(Entries with figure data)
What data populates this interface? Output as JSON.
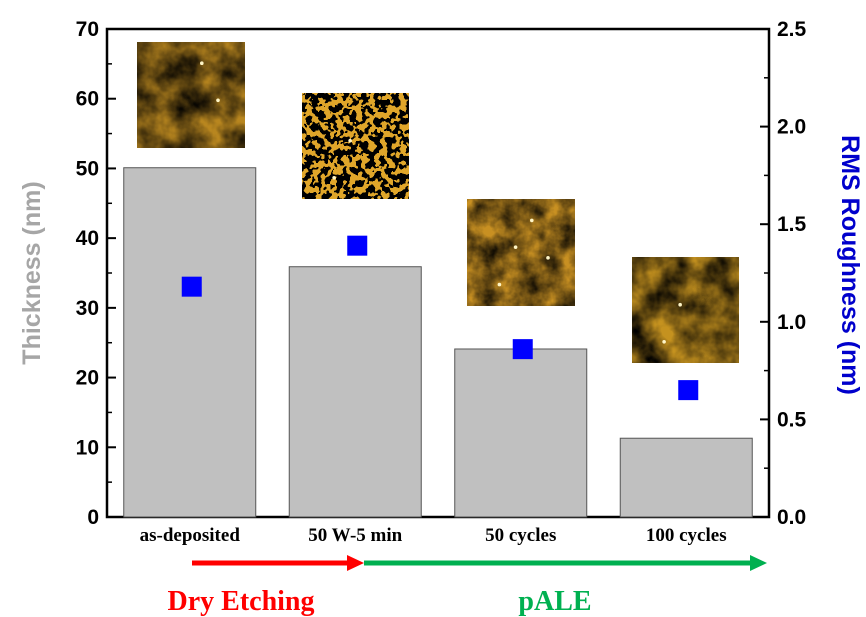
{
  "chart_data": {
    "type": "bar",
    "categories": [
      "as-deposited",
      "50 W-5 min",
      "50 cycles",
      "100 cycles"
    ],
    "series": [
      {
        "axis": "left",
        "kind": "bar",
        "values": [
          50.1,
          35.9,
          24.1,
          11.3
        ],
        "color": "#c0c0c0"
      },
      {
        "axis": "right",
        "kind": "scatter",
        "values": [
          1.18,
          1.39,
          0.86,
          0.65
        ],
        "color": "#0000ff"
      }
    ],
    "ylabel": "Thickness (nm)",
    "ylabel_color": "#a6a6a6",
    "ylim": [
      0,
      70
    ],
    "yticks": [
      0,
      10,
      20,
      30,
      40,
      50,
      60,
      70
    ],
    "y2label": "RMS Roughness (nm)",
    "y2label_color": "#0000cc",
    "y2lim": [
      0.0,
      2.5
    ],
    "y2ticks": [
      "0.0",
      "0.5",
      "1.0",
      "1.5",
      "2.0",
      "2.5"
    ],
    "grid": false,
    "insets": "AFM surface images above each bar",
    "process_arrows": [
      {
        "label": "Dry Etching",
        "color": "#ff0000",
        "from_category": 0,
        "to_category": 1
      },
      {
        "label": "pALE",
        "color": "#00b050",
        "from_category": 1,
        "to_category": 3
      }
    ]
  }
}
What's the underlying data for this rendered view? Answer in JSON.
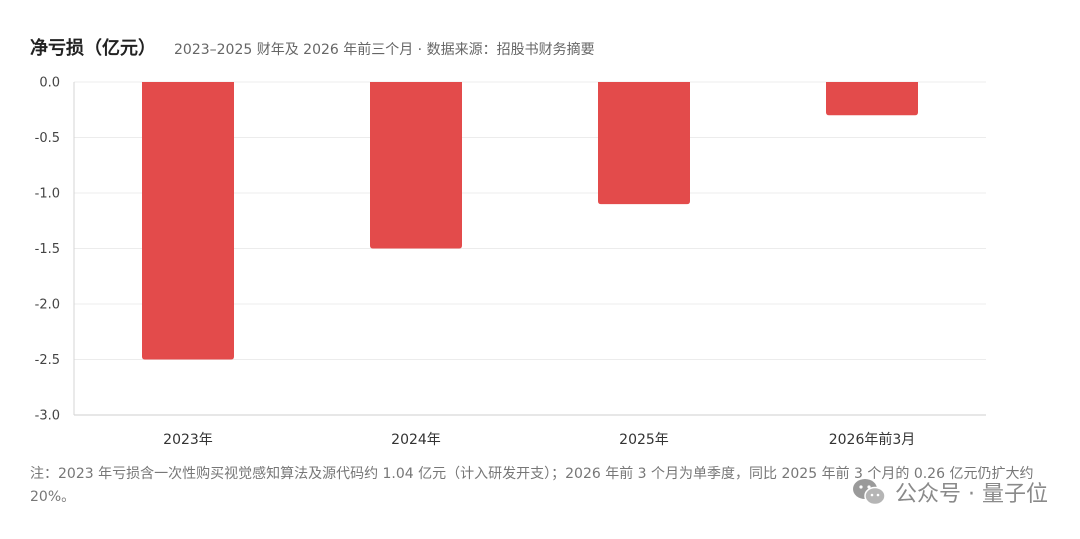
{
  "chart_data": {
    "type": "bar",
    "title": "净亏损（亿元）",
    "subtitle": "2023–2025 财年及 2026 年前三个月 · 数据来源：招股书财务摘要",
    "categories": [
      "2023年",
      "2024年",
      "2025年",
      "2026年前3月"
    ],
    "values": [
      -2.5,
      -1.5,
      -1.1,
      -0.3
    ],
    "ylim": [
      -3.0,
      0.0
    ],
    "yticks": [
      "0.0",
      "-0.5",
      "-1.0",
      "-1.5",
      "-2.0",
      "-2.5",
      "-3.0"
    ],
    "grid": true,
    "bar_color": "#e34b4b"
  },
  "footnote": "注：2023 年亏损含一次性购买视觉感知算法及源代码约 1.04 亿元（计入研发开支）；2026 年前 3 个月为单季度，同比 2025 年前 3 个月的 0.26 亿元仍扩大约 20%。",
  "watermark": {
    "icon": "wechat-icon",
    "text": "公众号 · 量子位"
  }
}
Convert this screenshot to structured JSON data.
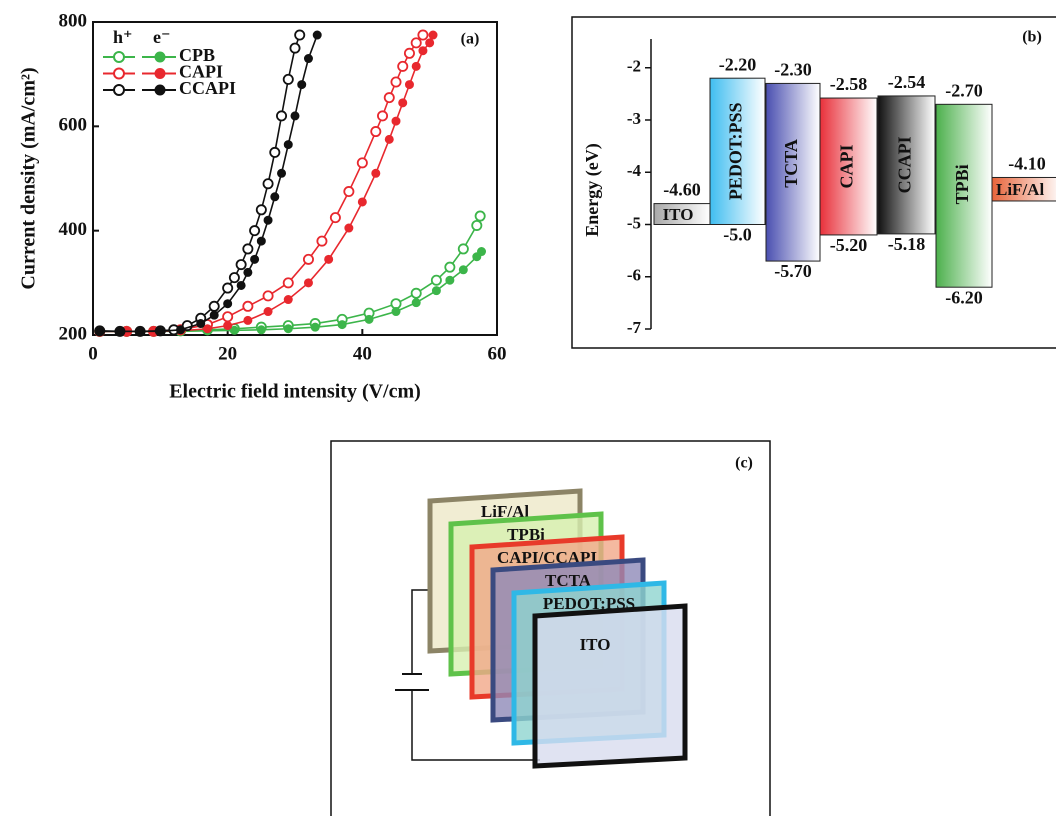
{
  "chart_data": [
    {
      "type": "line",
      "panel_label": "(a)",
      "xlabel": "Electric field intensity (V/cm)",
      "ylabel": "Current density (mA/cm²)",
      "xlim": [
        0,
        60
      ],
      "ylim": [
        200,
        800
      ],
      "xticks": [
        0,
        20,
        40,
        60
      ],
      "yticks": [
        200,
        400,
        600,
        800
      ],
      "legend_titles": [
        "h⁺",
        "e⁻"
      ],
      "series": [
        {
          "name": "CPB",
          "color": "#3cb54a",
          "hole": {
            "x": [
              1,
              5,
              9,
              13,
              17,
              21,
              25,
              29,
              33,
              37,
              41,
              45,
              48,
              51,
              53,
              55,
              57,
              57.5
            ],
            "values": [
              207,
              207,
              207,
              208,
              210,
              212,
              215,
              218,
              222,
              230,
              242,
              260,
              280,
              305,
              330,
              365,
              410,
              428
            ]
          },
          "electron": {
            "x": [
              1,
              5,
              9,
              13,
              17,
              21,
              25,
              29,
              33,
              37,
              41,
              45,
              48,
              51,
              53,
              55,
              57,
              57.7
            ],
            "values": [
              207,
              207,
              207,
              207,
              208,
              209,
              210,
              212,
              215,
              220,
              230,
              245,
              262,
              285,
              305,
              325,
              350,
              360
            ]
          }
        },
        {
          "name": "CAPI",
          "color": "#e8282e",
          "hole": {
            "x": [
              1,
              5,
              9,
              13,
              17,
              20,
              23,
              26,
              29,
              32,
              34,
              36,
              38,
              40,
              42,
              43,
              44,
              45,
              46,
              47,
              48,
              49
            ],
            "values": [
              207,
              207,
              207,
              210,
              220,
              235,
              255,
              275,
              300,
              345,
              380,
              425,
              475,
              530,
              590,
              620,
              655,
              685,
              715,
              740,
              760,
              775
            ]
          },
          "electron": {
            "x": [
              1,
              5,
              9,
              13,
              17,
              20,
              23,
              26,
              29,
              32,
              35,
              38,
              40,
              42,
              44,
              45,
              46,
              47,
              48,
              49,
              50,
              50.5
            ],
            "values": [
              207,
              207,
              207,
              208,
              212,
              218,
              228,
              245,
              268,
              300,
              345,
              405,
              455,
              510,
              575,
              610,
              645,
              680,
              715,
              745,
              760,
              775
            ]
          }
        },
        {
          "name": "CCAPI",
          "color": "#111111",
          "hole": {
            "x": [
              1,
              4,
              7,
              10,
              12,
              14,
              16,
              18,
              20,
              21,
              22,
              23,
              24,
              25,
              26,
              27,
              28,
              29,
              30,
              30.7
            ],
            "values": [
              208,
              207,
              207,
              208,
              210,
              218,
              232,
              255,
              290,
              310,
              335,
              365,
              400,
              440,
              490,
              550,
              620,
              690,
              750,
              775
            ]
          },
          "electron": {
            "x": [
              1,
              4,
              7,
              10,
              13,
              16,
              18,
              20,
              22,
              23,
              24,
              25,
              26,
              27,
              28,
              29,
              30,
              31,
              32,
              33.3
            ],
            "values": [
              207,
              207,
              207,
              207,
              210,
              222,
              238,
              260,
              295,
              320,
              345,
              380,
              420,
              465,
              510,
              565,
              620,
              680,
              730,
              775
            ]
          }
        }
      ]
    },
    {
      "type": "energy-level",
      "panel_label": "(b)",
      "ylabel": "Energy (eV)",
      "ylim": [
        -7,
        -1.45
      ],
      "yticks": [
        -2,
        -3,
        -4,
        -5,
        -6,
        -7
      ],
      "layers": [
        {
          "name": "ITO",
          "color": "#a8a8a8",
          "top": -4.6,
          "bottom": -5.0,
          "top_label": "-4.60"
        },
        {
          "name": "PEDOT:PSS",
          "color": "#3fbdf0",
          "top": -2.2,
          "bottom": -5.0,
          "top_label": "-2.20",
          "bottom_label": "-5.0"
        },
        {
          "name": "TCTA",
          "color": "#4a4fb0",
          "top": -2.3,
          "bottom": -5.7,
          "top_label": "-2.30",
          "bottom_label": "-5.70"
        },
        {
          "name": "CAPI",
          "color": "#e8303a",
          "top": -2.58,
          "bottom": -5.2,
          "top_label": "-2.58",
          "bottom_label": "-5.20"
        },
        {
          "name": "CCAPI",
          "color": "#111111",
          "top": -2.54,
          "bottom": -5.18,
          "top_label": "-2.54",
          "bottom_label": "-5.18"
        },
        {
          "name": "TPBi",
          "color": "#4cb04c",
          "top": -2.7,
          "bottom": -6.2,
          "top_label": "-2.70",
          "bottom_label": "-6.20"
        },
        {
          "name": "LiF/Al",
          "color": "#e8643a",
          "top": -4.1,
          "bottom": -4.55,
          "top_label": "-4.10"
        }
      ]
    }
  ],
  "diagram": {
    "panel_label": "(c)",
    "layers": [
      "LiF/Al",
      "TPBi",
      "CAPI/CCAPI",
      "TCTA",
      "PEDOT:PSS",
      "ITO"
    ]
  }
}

**Instructions for the task**
Leaving all pictures aside, quote each record exactly.

**Exercise result**
What data populates this interface? Output as JSON.
{
  "chart_data": {
    "type": "bar",
    "categories": [
      "as-deposited",
      "50 W-5 min",
      "50 cycles",
      "100 cycles"
    ],
    "series": [
      {
        "axis": "left",
        "kind": "bar",
        "values": [
          50.1,
          35.9,
          24.1,
          11.3
        ],
        "color": "#c0c0c0"
      },
      {
        "axis": "right",
        "kind": "scatter",
        "values": [
          1.18,
          1.39,
          0.86,
          0.65
        ],
        "color": "#0000ff"
      }
    ],
    "ylabel": "Thickness (nm)",
    "ylabel_color": "#a6a6a6",
    "ylim": [
      0,
      70
    ],
    "yticks": [
      0,
      10,
      20,
      30,
      40,
      50,
      60,
      70
    ],
    "y2label": "RMS Roughness (nm)",
    "y2label_color": "#0000cc",
    "y2lim": [
      0.0,
      2.5
    ],
    "y2ticks": [
      "0.0",
      "0.5",
      "1.0",
      "1.5",
      "2.0",
      "2.5"
    ],
    "grid": false,
    "insets": "AFM surface images above each bar",
    "process_arrows": [
      {
        "label": "Dry Etching",
        "color": "#ff0000",
        "from_category": 0,
        "to_category": 1
      },
      {
        "label": "pALE",
        "color": "#00b050",
        "from_category": 1,
        "to_category": 3
      }
    ]
  }
}
What's the underlying data for this rendered view? Answer in JSON.
{
  "chart_data": {
    "type": "bar",
    "title": "净亏损（亿元）",
    "subtitle": "2023–2025 财年及 2026 年前三个月 · 数据来源：招股书财务摘要",
    "categories": [
      "2023年",
      "2024年",
      "2025年",
      "2026年前3月"
    ],
    "values": [
      -2.5,
      -1.5,
      -1.1,
      -0.3
    ],
    "ylim": [
      -3.0,
      0.0
    ],
    "yticks": [
      "0.0",
      "-0.5",
      "-1.0",
      "-1.5",
      "-2.0",
      "-2.5",
      "-3.0"
    ],
    "grid": true,
    "bar_color": "#e34b4b"
  },
  "footnote": "注：2023 年亏损含一次性购买视觉感知算法及源代码约 1.04 亿元（计入研发开支）；2026 年前 3 个月为单季度，同比 2025 年前 3 个月的 0.26 亿元仍扩大约 20%。",
  "watermark": {
    "icon": "wechat-icon",
    "text": "公众号 · 量子位"
  }
}
Convert this screenshot to structured JSON data.
{
  "chart_data": [
    {
      "type": "line",
      "panel_label": "(a)",
      "xlabel": "Electric field intensity (V/cm)",
      "ylabel": "Current density (mA/cm²)",
      "xlim": [
        0,
        60
      ],
      "ylim": [
        200,
        800
      ],
      "xticks": [
        0,
        20,
        40,
        60
      ],
      "yticks": [
        200,
        400,
        600,
        800
      ],
      "legend_titles": [
        "h⁺",
        "e⁻"
      ],
      "series": [
        {
          "name": "CPB",
          "color": "#3cb54a",
          "hole": {
            "x": [
              1,
              5,
              9,
              13,
              17,
              21,
              25,
              29,
              33,
              37,
              41,
              45,
              48,
              51,
              53,
              55,
              57,
              57.5
            ],
            "values": [
              207,
              207,
              207,
              208,
              210,
              212,
              215,
              218,
              222,
              230,
              242,
              260,
              280,
              305,
              330,
              365,
              410,
              428
            ]
          },
          "electron": {
            "x": [
              1,
              5,
              9,
              13,
              17,
              21,
              25,
              29,
              33,
              37,
              41,
              45,
              48,
              51,
              53,
              55,
              57,
              57.7
            ],
            "values": [
              207,
              207,
              207,
              207,
              208,
              209,
              210,
              212,
              215,
              220,
              230,
              245,
              262,
              285,
              305,
              325,
              350,
              360
            ]
          }
        },
        {
          "name": "CAPI",
          "color": "#e8282e",
          "hole": {
            "x": [
              1,
              5,
              9,
              13,
              17,
              20,
              23,
              26,
              29,
              32,
              34,
              36,
              38,
              40,
              42,
              43,
              44,
              45,
              46,
              47,
              48,
              49
            ],
            "values": [
              207,
              207,
              207,
              210,
              220,
              235,
              255,
              275,
              300,
              345,
              380,
              425,
              475,
              530,
              590,
              620,
              655,
              685,
              715,
              740,
              760,
              775
            ]
          },
          "electron": {
            "x": [
              1,
              5,
              9,
              13,
              17,
              20,
              23,
              26,
              29,
              32,
              35,
              38,
              40,
              42,
              44,
              45,
              46,
              47,
              48,
              49,
              50,
              50.5
            ],
            "values": [
              207,
              207,
              207,
              208,
              212,
              218,
              228,
              245,
              268,
              300,
              345,
              405,
              455,
              510,
              575,
              610,
              645,
              680,
              715,
              745,
              760,
              775
            ]
          }
        },
        {
          "name": "CCAPI",
          "color": "#111111",
          "hole": {
            "x": [
              1,
              4,
              7,
              10,
              12,
              14,
              16,
              18,
              20,
              21,
              22,
              23,
              24,
              25,
              26,
              27,
              28,
              29,
              30,
              30.7
            ],
            "values": [
              208,
              207,
              207,
              208,
              210,
              218,
              232,
              255,
              290,
              310,
              335,
              365,
              400,
              440,
              490,
              550,
              620,
              690,
              750,
              775
            ]
          },
          "electron": {
            "x": [
              1,
              4,
              7,
              10,
              13,
              16,
              18,
              20,
              22,
              23,
              24,
              25,
              26,
              27,
              28,
              29,
              30,
              31,
              32,
              33.3
            ],
            "values": [
              207,
              207,
              207,
              207,
              210,
              222,
              238,
              260,
              295,
              320,
              345,
              380,
              420,
              465,
              510,
              565,
              620,
              680,
              730,
              775
            ]
          }
        }
      ]
    },
    {
      "type": "energy-level",
      "panel_label": "(b)",
      "ylabel": "Energy (eV)",
      "ylim": [
        -7,
        -1.45
      ],
      "yticks": [
        -2,
        -3,
        -4,
        -5,
        -6,
        -7
      ],
      "layers": [
        {
          "name": "ITO",
          "color": "#a8a8a8",
          "top": -4.6,
          "bottom": -5.0,
          "top_label": "-4.60"
        },
        {
          "name": "PEDOT:PSS",
          "color": "#3fbdf0",
          "top": -2.2,
          "bottom": -5.0,
          "top_label": "-2.20",
          "bottom_label": "-5.0"
        },
        {
          "name": "TCTA",
          "color": "#4a4fb0",
          "top": -2.3,
          "bottom": -5.7,
          "top_label": "-2.30",
          "bottom_label": "-5.70"
        },
        {
          "name": "CAPI",
          "color": "#e8303a",
          "top": -2.58,
          "bottom": -5.2,
          "top_label": "-2.58",
          "bottom_label": "-5.20"
        },
        {
          "name": "CCAPI",
          "color": "#111111",
          "top": -2.54,
          "bottom": -5.18,
          "top_label": "-2.54",
          "bottom_label": "-5.18"
        },
        {
          "name": "TPBi",
          "color": "#4cb04c",
          "top": -2.7,
          "bottom": -6.2,
          "top_label": "-2.70",
          "bottom_label": "-6.20"
        },
        {
          "name": "LiF/Al",
          "color": "#e8643a",
          "top": -4.1,
          "bottom": -4.55,
          "top_label": "-4.10"
        }
      ]
    }
  ],
  "diagram": {
    "panel_label": "(c)",
    "layers": [
      "LiF/Al",
      "TPBi",
      "CAPI/CCAPI",
      "TCTA",
      "PEDOT:PSS",
      "ITO"
    ]
  }
}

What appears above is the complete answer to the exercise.